Text passage:
++++++++++

This is an open access article under the CC BY-NC-ND license (http://creativecommons.org/licenses/by-nc-nd/4.0/).

PMC Copyright notice

Figure S4 — Protein and mRNA clearance upon translational readthrough is conserved in HEK293T cells, related to Figure 4

(A) Volcano plot representation of label-free interactome analysis of YFP-TCEAL from HEK293T cells expressing YFP-TCEAL CTE construct and YFP-STOP as control. Components of the BAG6, proteasomal subunits, heat-shock proteins (e.g., HSPB1 and HSPA4) and CCR4/NOT complexes are identified as interactors of YFP-TCEAL. Selected proteins are highlighted. See also Table S1L.

(B) Immunoprecipitation of YFP-STOP or YFP-TCEAL with anti-GFP antibody from HEK293T cells expressing the respective constructs. Fractions were analyzed by immunoblotting for BAG6 and YFP (n = 2). Note that the UTR sequence adds 30 amino acids (mainly hydrophobic) to the C terminus of YFP, resulting in only slightly slower migration of YFP-TCEAL compared with YFP-STOP.

(C) Representative histograms of flow cytometry analysis indicating YFP:mScarlet and mScarlet:mTurquoise2 ratios of cells transiently transfected with the indicated reporter plasmids (related to Figures 4B–4D).

(D) Ratiometric flow cytometry analysis of cells expressing the indicated reporter plasmids (see Figure 4A) in the presence of the E1 ubiquitin-activating inhibitor MLN-7243 (compared with untreated cells) (n = 3; left) and the lysosomal degradation inhibitor bafilomycin A1 (compared with untreated cells) (n = 3; right). Error bars represent mean ± SEM. p values by Dunnett’s test. ^∗p < 0.05; ^∗∗p < 0.01; ^∗∗∗p < 0.001; ^∗∗∗∗p < 0.0001.

(E) Representative immunoblot analysis of soluble and pellet fractions from cells expressing the indicated reporter constructs (see Figure 4A). YFP-TCEAL is recovered in the pellet fraction upon E1 inhibition.

++++++++++

[Data excerpts]

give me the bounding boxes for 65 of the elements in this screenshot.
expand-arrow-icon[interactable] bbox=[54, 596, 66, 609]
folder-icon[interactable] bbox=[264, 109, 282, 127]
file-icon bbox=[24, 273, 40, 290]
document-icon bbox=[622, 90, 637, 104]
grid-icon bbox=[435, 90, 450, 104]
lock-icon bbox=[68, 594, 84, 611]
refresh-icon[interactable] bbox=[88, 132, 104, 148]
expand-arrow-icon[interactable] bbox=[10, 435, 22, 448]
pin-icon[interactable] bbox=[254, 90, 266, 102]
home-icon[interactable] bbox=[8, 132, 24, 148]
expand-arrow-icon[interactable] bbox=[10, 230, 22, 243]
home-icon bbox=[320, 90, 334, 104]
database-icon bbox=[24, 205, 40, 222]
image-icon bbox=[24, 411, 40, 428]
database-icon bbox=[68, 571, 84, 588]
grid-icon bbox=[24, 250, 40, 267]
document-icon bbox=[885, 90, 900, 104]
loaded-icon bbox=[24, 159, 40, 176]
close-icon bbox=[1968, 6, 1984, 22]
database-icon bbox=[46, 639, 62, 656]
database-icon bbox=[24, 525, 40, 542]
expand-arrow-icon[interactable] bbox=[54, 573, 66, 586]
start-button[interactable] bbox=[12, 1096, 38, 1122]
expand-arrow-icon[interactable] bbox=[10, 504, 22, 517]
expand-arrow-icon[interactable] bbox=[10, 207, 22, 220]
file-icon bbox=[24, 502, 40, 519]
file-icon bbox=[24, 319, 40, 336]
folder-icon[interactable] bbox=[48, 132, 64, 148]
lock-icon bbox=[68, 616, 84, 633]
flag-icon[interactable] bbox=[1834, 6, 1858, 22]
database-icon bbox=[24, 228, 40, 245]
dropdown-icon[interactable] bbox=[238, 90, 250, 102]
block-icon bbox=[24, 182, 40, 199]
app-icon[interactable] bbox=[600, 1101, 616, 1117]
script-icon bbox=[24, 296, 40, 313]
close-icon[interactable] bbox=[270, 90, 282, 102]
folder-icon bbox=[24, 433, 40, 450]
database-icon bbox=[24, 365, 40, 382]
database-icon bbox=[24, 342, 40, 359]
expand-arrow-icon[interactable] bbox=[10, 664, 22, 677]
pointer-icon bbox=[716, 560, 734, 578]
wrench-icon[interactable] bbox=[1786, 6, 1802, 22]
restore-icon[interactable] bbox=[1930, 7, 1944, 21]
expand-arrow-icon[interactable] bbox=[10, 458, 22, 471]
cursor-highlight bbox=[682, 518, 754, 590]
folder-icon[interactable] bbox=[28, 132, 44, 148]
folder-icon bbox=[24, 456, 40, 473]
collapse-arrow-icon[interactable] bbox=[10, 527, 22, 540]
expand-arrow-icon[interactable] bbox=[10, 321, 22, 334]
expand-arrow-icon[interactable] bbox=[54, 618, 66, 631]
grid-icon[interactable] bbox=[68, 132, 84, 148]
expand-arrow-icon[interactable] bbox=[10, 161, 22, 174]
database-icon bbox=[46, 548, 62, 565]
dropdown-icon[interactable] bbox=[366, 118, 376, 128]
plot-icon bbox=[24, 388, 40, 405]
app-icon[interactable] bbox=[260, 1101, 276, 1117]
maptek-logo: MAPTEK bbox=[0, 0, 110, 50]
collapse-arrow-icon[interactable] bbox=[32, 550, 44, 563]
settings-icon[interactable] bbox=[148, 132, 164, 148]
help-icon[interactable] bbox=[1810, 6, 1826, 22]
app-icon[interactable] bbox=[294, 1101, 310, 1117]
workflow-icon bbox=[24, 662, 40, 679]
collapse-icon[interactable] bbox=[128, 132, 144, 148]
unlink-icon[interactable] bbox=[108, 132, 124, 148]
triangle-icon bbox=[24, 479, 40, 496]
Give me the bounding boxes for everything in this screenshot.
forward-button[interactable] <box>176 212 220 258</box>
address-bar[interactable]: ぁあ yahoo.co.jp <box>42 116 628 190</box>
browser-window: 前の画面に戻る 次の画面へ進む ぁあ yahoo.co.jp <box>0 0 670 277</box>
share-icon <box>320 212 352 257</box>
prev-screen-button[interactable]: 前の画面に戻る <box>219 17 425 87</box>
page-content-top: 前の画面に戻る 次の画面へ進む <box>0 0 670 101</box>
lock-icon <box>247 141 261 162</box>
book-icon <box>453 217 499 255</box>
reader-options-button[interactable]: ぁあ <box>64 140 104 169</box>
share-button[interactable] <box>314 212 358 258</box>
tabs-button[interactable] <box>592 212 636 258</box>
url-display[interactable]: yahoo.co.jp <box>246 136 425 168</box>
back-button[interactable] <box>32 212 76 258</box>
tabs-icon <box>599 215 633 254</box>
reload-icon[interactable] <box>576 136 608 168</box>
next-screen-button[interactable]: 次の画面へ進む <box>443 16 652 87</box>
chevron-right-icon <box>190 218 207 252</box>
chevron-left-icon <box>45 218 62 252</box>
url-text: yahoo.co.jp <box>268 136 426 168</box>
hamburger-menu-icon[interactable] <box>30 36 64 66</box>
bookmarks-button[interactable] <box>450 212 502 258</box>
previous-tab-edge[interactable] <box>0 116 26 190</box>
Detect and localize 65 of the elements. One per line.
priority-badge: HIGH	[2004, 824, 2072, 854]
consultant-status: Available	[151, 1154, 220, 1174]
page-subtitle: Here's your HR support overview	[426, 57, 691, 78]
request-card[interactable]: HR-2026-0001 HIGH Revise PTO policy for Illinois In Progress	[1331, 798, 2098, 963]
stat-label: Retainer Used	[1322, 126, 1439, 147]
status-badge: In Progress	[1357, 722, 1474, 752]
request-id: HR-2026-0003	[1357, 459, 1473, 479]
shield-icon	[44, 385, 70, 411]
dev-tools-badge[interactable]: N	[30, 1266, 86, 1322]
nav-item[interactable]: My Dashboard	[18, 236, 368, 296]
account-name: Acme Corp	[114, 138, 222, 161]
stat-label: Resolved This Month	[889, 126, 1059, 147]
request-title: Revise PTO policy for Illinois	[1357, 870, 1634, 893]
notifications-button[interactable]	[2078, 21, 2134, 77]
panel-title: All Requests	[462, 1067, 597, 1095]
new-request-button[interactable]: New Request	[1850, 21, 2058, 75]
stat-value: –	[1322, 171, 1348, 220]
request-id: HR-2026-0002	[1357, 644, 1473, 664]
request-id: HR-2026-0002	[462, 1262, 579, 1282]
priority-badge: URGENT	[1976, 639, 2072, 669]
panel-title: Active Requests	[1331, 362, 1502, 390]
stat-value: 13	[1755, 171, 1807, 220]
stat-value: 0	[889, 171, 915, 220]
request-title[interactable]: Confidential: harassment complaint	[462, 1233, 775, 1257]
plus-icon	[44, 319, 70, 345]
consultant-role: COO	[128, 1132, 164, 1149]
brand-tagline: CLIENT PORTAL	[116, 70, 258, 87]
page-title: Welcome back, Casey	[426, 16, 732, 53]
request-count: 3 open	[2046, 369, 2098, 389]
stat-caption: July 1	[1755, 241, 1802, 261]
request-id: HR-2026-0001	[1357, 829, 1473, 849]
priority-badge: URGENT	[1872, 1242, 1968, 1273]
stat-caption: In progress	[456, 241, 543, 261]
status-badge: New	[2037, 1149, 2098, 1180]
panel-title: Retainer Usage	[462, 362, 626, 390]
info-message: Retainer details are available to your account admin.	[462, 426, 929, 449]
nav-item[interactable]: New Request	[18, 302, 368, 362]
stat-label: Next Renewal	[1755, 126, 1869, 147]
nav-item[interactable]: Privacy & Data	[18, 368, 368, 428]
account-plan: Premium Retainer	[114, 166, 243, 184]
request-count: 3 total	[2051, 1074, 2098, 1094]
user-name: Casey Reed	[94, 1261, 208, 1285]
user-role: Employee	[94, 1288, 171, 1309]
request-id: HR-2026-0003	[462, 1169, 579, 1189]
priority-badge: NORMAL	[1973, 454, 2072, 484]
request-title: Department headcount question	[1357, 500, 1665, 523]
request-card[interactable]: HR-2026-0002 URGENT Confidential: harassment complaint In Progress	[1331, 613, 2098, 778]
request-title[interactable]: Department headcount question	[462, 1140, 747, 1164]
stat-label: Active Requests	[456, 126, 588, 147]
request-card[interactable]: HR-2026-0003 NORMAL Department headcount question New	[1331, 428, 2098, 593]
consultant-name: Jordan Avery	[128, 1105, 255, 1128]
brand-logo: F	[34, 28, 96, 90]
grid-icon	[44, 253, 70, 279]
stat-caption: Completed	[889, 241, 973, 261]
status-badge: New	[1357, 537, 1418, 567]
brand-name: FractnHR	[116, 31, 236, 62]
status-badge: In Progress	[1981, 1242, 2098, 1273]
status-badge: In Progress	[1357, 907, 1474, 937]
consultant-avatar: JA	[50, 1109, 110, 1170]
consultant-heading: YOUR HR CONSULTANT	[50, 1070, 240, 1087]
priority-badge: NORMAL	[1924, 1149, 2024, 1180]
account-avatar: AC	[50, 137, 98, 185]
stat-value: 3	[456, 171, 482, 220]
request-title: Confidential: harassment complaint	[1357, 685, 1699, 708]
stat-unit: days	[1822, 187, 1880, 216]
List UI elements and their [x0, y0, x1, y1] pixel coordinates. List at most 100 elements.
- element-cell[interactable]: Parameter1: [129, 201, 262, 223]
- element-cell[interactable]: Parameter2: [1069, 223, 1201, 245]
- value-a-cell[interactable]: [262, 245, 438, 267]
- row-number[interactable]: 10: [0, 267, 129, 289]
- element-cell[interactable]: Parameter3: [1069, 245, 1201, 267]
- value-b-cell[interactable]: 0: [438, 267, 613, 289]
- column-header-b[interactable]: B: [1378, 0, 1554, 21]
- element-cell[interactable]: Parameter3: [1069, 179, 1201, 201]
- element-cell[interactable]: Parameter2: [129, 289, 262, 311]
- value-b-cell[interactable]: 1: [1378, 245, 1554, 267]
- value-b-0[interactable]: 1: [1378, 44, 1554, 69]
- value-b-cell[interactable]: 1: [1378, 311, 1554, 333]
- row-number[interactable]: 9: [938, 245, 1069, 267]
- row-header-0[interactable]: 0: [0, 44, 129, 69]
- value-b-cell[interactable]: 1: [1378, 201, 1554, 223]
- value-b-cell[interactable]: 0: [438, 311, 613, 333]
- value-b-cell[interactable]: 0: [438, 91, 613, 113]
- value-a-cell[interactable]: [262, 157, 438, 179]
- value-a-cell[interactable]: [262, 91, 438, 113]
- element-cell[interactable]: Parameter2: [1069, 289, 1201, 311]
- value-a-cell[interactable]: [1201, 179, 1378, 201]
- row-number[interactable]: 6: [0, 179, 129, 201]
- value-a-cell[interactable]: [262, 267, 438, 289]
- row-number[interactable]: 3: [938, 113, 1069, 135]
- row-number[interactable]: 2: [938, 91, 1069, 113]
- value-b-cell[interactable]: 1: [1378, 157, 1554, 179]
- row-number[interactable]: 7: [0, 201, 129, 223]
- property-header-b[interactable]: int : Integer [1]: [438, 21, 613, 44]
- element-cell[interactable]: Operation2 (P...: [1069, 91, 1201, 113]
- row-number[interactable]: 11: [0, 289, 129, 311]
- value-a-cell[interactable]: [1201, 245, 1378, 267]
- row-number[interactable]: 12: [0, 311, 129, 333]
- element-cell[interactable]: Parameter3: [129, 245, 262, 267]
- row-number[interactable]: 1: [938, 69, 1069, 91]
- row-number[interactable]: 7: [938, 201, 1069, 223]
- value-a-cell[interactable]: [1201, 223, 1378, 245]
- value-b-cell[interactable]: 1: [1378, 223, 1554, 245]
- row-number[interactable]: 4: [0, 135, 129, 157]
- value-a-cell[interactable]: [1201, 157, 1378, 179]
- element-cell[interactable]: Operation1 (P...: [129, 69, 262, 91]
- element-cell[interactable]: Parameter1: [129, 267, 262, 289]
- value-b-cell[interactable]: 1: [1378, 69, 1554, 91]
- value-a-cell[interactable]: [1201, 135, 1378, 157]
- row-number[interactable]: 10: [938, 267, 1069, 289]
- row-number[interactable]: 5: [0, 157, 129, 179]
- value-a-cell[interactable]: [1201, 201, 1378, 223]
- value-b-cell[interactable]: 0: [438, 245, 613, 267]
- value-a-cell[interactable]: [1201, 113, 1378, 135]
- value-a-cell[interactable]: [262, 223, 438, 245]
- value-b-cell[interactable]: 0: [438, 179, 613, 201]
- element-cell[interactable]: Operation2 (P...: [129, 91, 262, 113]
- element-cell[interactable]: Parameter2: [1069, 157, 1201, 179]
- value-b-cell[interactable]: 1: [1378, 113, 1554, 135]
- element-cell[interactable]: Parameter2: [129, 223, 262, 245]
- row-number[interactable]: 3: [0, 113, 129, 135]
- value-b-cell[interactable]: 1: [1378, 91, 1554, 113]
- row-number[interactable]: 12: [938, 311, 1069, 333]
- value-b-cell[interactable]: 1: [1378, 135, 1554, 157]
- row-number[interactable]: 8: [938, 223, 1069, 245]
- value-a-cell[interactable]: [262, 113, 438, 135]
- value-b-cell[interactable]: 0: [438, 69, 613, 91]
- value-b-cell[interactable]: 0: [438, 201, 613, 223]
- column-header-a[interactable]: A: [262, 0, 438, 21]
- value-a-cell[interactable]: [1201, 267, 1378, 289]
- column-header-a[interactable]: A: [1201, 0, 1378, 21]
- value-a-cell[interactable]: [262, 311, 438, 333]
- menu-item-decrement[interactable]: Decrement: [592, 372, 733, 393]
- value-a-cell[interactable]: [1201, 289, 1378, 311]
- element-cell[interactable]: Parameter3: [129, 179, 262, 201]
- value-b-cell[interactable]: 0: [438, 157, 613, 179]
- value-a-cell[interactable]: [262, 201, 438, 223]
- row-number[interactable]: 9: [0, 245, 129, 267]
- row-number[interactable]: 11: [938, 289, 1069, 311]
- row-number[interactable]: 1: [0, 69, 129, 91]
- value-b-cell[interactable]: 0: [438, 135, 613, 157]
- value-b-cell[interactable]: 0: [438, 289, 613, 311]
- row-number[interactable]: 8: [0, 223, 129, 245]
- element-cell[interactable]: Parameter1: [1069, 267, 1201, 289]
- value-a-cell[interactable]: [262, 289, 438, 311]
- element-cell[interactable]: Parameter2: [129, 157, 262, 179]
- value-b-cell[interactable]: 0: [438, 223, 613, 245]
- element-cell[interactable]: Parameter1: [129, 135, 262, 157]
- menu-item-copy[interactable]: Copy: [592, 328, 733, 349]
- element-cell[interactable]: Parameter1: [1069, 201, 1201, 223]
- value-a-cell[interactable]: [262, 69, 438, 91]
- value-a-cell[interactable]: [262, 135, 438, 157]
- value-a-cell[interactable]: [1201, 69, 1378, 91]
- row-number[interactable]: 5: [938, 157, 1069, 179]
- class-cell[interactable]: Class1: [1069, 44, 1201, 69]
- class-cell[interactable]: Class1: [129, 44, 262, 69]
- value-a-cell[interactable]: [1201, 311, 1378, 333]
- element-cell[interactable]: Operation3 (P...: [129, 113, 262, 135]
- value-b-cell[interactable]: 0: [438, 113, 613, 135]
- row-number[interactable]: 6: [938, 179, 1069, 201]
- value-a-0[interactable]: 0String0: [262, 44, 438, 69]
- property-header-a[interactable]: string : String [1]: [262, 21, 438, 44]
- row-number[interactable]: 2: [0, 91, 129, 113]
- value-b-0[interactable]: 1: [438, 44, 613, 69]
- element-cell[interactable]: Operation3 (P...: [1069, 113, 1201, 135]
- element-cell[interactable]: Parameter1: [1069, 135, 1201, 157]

++++++++++

Your tasks:
1. List every p-value threshold that the figure legend gives for its significance marks.
2. Reproduce the part of the figure legend that starts with "(A) Volcano plot" and goes on through "also Table S1L.".

Answers by item:
1. p < 0.05, p < 0.01, p < 0.001, p < 0.0001

2.
(A) Volcano plot representation of label-free interactome analysis of YFP-TCEAL from HEK293T cells expressing YFP-TCEAL CTE construct and YFP-STOP as control. Components of the BAG6, proteasomal subunits, heat-shock proteins (e.g., HSPB1 and HSPA4) and CCR4/NOT complexes are identified as interactors of YFP-TCEAL. Selected proteins are highlighted. See also Table S1L.